**What the task asks:**
Reproduce the data in its entirety, exactly as supplied.

Collection entries
<<<<
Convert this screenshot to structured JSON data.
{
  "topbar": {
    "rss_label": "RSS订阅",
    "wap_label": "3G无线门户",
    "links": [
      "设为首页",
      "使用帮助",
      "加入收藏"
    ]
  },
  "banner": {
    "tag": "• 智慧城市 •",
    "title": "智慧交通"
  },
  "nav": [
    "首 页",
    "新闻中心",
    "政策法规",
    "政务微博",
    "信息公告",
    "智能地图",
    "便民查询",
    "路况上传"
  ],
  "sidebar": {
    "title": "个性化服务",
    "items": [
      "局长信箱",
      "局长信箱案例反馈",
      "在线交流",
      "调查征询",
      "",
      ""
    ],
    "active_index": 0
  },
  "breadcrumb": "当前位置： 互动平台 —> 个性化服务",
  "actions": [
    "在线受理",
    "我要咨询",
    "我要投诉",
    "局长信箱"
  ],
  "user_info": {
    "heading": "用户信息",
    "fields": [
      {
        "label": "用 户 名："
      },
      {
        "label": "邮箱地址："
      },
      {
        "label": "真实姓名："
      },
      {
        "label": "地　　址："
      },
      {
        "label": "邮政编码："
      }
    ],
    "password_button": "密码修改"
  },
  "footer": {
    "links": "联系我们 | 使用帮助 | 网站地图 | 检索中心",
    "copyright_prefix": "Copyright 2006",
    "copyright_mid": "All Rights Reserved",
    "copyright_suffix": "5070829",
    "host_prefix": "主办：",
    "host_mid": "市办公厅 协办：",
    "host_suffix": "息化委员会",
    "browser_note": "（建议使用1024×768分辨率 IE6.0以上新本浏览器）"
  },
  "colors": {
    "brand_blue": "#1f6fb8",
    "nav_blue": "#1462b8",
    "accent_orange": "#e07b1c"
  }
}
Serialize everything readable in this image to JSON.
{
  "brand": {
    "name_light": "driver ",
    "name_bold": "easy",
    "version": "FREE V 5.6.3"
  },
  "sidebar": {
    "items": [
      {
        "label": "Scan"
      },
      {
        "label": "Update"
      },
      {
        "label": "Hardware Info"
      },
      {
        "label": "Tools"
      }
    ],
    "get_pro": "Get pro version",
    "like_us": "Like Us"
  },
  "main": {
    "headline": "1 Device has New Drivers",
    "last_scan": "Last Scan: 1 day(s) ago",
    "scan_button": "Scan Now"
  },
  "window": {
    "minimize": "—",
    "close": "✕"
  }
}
>>>>
**Problem solution:**
Convert this screenshot to structured JSON data.
{
  "topbar": {
    "rss_label": "RSS订阅",
    "wap_label": "3G无线门户",
    "links": [
      "设为首页",
      "使用帮助",
      "加入收藏"
    ]
  },
  "banner": {
    "tag": "• 智慧城市 •",
    "title": "智慧交通"
  },
  "nav": [
    "首 页",
    "新闻中心",
    "政策法规",
    "政务微博",
    "信息公告",
    "智能地图",
    "便民查询",
    "路况上传"
  ],
  "sidebar": {
    "title": "个性化服务",
    "items": [
      "局长信箱",
      "局长信箱案例反馈",
      "在线交流",
      "调查征询",
      "",
      ""
    ],
    "active_index": 0
  },
  "breadcrumb": "当前位置： 互动平台 —> 个性化服务",
  "actions": [
    "在线受理",
    "我要咨询",
    "我要投诉",
    "局长信箱"
  ],
  "user_info": {
    "heading": "用户信息",
    "fields": [
      {
        "label": "用 户 名："
      },
      {
        "label": "邮箱地址："
      },
      {
        "label": "真实姓名："
      },
      {
        "label": "地　　址："
      },
      {
        "label": "邮政编码："
      }
    ],
    "password_button": "密码修改"
  },
  "footer": {
    "links": "联系我们 | 使用帮助 | 网站地图 | 检索中心",
    "copyright_prefix": "Copyright 2006",
    "copyright_mid": "All Rights Reserved",
    "copyright_suffix": "5070829",
    "host_prefix": "主办：",
    "host_mid": "市办公厅 协办：",
    "host_suffix": "息化委员会",
    "browser_note": "（建议使用1024×768分辨率 IE6.0以上新本浏览器）"
  },
  "colors": {
    "brand_blue": "#1f6fb8",
    "nav_blue": "#1462b8",
    "accent_orange": "#e07b1c"
  }
}
Serialize everything readable in this image to JSON.
{
  "brand": {
    "name_light": "driver ",
    "name_bold": "easy",
    "version": "FREE V 5.6.3"
  },
  "sidebar": {
    "items": [
      {
        "label": "Scan"
      },
      {
        "label": "Update"
      },
      {
        "label": "Hardware Info"
      },
      {
        "label": "Tools"
      }
    ],
    "get_pro": "Get pro version",
    "like_us": "Like Us"
  },
  "main": {
    "headline": "1 Device has New Drivers",
    "last_scan": "Last Scan: 1 day(s) ago",
    "scan_button": "Scan Now"
  },
  "window": {
    "minimize": "—",
    "close": "✕"
  }
}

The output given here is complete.